Work required: Give the data below again, word for word.
Start
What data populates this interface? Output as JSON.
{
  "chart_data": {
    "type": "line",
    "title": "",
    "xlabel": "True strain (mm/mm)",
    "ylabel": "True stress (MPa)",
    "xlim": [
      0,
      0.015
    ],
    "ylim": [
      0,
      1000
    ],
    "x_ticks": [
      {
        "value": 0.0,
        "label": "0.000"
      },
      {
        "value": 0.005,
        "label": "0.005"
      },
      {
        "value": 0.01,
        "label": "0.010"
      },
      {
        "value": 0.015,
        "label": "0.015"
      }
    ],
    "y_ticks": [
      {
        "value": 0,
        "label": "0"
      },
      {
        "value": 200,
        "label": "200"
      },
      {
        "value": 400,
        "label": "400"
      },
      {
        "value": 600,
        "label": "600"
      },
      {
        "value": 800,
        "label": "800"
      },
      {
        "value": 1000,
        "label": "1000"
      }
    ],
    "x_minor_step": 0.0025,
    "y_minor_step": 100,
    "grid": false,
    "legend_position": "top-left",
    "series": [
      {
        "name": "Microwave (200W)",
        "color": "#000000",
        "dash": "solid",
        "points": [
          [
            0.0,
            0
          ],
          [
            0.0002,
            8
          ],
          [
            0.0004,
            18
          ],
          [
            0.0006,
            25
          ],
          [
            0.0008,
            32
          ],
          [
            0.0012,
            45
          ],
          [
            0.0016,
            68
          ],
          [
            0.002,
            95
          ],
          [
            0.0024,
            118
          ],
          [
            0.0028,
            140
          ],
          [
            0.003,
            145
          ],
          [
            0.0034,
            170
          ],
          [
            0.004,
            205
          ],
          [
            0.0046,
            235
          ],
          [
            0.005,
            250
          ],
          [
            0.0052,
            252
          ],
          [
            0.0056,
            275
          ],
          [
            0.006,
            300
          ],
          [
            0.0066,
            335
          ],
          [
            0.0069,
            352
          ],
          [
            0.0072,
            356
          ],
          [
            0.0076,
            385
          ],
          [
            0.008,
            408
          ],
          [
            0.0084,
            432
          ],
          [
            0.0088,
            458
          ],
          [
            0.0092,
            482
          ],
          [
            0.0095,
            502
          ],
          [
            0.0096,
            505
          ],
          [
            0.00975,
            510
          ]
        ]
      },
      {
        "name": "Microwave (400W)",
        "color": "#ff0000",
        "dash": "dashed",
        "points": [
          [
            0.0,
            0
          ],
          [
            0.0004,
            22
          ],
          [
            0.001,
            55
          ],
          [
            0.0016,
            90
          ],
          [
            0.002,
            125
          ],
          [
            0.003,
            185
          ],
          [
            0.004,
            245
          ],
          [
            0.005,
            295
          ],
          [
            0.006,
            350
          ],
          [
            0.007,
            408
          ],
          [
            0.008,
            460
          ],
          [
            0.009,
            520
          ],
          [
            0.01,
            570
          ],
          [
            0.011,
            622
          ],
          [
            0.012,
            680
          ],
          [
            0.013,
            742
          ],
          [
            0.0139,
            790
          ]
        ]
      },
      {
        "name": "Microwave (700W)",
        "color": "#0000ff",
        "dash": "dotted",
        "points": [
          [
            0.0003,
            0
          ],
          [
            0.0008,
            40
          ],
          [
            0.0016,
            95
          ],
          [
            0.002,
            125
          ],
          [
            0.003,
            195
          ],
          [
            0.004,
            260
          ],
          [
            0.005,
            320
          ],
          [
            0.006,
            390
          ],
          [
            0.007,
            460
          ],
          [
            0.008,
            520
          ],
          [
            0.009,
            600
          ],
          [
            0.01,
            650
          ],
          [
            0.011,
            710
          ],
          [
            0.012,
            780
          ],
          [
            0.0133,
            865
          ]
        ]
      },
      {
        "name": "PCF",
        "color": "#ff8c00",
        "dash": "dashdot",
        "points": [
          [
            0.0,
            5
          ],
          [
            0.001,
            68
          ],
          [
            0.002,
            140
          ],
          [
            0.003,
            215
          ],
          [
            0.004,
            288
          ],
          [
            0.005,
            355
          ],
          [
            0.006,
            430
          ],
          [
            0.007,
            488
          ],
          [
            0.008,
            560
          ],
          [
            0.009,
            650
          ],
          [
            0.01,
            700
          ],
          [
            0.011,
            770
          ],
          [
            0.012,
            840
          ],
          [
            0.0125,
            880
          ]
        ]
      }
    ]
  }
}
End
Output for this task:
What data populates this interface? Output as JSON.
{
  "chart_data": {
    "type": "line",
    "title": "",
    "xlabel": "True strain (mm/mm)",
    "ylabel": "True stress (MPa)",
    "xlim": [
      0,
      0.015
    ],
    "ylim": [
      0,
      1000
    ],
    "x_ticks": [
      {
        "value": 0.0,
        "label": "0.000"
      },
      {
        "value": 0.005,
        "label": "0.005"
      },
      {
        "value": 0.01,
        "label": "0.010"
      },
      {
        "value": 0.015,
        "label": "0.015"
      }
    ],
    "y_ticks": [
      {
        "value": 0,
        "label": "0"
      },
      {
        "value": 200,
        "label": "200"
      },
      {
        "value": 400,
        "label": "400"
      },
      {
        "value": 600,
        "label": "600"
      },
      {
        "value": 800,
        "label": "800"
      },
      {
        "value": 1000,
        "label": "1000"
      }
    ],
    "x_minor_step": 0.0025,
    "y_minor_step": 100,
    "grid": false,
    "legend_position": "top-left",
    "series": [
      {
        "name": "Microwave (200W)",
        "color": "#000000",
        "dash": "solid",
        "points": [
          [
            0.0,
            0
          ],
          [
            0.0002,
            8
          ],
          [
            0.0004,
            18
          ],
          [
            0.0006,
            25
          ],
          [
            0.0008,
            32
          ],
          [
            0.0012,
            45
          ],
          [
            0.0016,
            68
          ],
          [
            0.002,
            95
          ],
          [
            0.0024,
            118
          ],
          [
            0.0028,
            140
          ],
          [
            0.003,
            145
          ],
          [
            0.0034,
            170
          ],
          [
            0.004,
            205
          ],
          [
            0.0046,
            235
          ],
          [
            0.005,
            250
          ],
          [
            0.0052,
            252
          ],
          [
            0.0056,
            275
          ],
          [
            0.006,
            300
          ],
          [
            0.0066,
            335
          ],
          [
            0.0069,
            352
          ],
          [
            0.0072,
            356
          ],
          [
            0.0076,
            385
          ],
          [
            0.008,
            408
          ],
          [
            0.0084,
            432
          ],
          [
            0.0088,
            458
          ],
          [
            0.0092,
            482
          ],
          [
            0.0095,
            502
          ],
          [
            0.0096,
            505
          ],
          [
            0.00975,
            510
          ]
        ]
      },
      {
        "name": "Microwave (400W)",
        "color": "#ff0000",
        "dash": "dashed",
        "points": [
          [
            0.0,
            0
          ],
          [
            0.0004,
            22
          ],
          [
            0.001,
            55
          ],
          [
            0.0016,
            90
          ],
          [
            0.002,
            125
          ],
          [
            0.003,
            185
          ],
          [
            0.004,
            245
          ],
          [
            0.005,
            295
          ],
          [
            0.006,
            350
          ],
          [
            0.007,
            408
          ],
          [
            0.008,
            460
          ],
          [
            0.009,
            520
          ],
          [
            0.01,
            570
          ],
          [
            0.011,
            622
          ],
          [
            0.012,
            680
          ],
          [
            0.013,
            742
          ],
          [
            0.0139,
            790
          ]
        ]
      },
      {
        "name": "Microwave (700W)",
        "color": "#0000ff",
        "dash": "dotted",
        "points": [
          [
            0.0003,
            0
          ],
          [
            0.0008,
            40
          ],
          [
            0.0016,
            95
          ],
          [
            0.002,
            125
          ],
          [
            0.003,
            195
          ],
          [
            0.004,
            260
          ],
          [
            0.005,
            320
          ],
          [
            0.006,
            390
          ],
          [
            0.007,
            460
          ],
          [
            0.008,
            520
          ],
          [
            0.009,
            600
          ],
          [
            0.01,
            650
          ],
          [
            0.011,
            710
          ],
          [
            0.012,
            780
          ],
          [
            0.0133,
            865
          ]
        ]
      },
      {
        "name": "PCF",
        "color": "#ff8c00",
        "dash": "dashdot",
        "points": [
          [
            0.0,
            5
          ],
          [
            0.001,
            68
          ],
          [
            0.002,
            140
          ],
          [
            0.003,
            215
          ],
          [
            0.004,
            288
          ],
          [
            0.005,
            355
          ],
          [
            0.006,
            430
          ],
          [
            0.007,
            488
          ],
          [
            0.008,
            560
          ],
          [
            0.009,
            650
          ],
          [
            0.01,
            700
          ],
          [
            0.011,
            770
          ],
          [
            0.012,
            840
          ],
          [
            0.0125,
            880
          ]
        ]
      }
    ]
  }
}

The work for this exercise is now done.